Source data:

## START

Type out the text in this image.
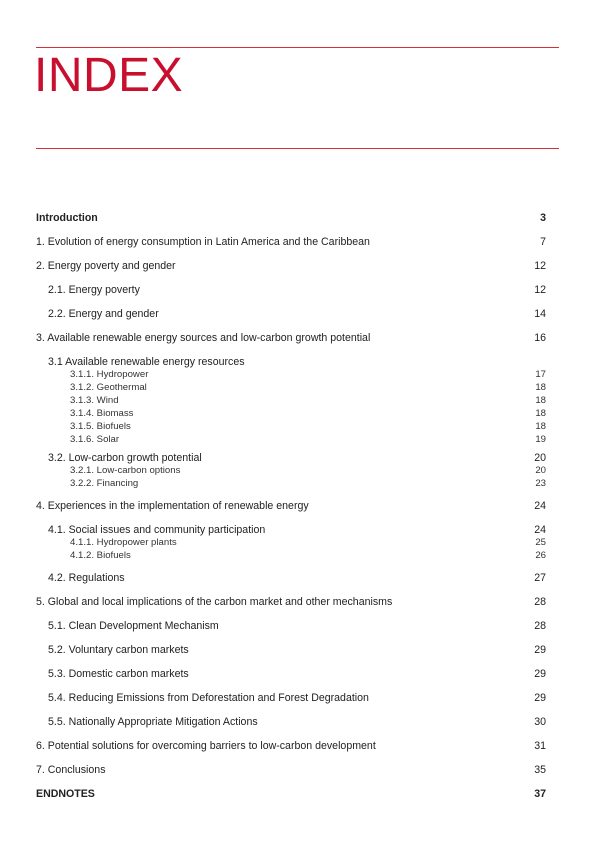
INDEX
Introduction	3
1. Evolution of energy consumption in Latin America and the Caribbean	7
2. Energy poverty and gender	12
2.1. Energy poverty	12
2.2. Energy and gender	14
3. Available renewable energy sources and low-carbon growth potential	16
3.1 Available renewable energy resources
3.1.1. Hydropower	17
3.1.2. Geothermal	18
3.1.3. Wind	18
3.1.4. Biomass	18
3.1.5. Biofuels	18
3.1.6. Solar	19
3.2. Low-carbon growth potential	20
3.2.1. Low-carbon options	20
3.2.2. Financing	23
4. Experiences in the implementation of renewable energy	24
4.1. Social issues and community participation	24
4.1.1. Hydropower plants	25
4.1.2. Biofuels	26
4.2. Regulations	27
5. Global and local implications of the carbon market and other mechanisms	28
5.1. Clean Development Mechanism	28
5.2. Voluntary carbon markets	29
5.3. Domestic carbon markets	29
5.4. Reducing Emissions from Deforestation and Forest Degradation	29
5.5. Nationally Appropriate Mitigation Actions	30
6. Potential solutions for overcoming barriers to low-carbon development	31
7. Conclusions	35
ENDNOTES	37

## END

■ GIVEN INSTRUCTION
Repeat the material above word for word, please, apart from its images.

■ TASK RESPONSE
Type out the text in this image.
INDEX
Introduction	3
1. Evolution of energy consumption in Latin America and the Caribbean	7
2. Energy poverty and gender	12
2.1. Energy poverty	12
2.2. Energy and gender	14
3. Available renewable energy sources and low-carbon growth potential	16
3.1 Available renewable energy resources
3.1.1. Hydropower	17
3.1.2. Geothermal	18
3.1.3. Wind	18
3.1.4. Biomass	18
3.1.5. Biofuels	18
3.1.6. Solar	19
3.2. Low-carbon growth potential	20
3.2.1. Low-carbon options	20
3.2.2. Financing	23
4. Experiences in the implementation of renewable energy	24
4.1. Social issues and community participation	24
4.1.1. Hydropower plants	25
4.1.2. Biofuels	26
4.2. Regulations	27
5. Global and local implications of the carbon market and other mechanisms	28
5.1. Clean Development Mechanism	28
5.2. Voluntary carbon markets	29
5.3. Domestic carbon markets	29
5.4. Reducing Emissions from Deforestation and Forest Degradation	29
5.5. Nationally Appropriate Mitigation Actions	30
6. Potential solutions for overcoming barriers to low-carbon development	31
7. Conclusions	35
ENDNOTES	37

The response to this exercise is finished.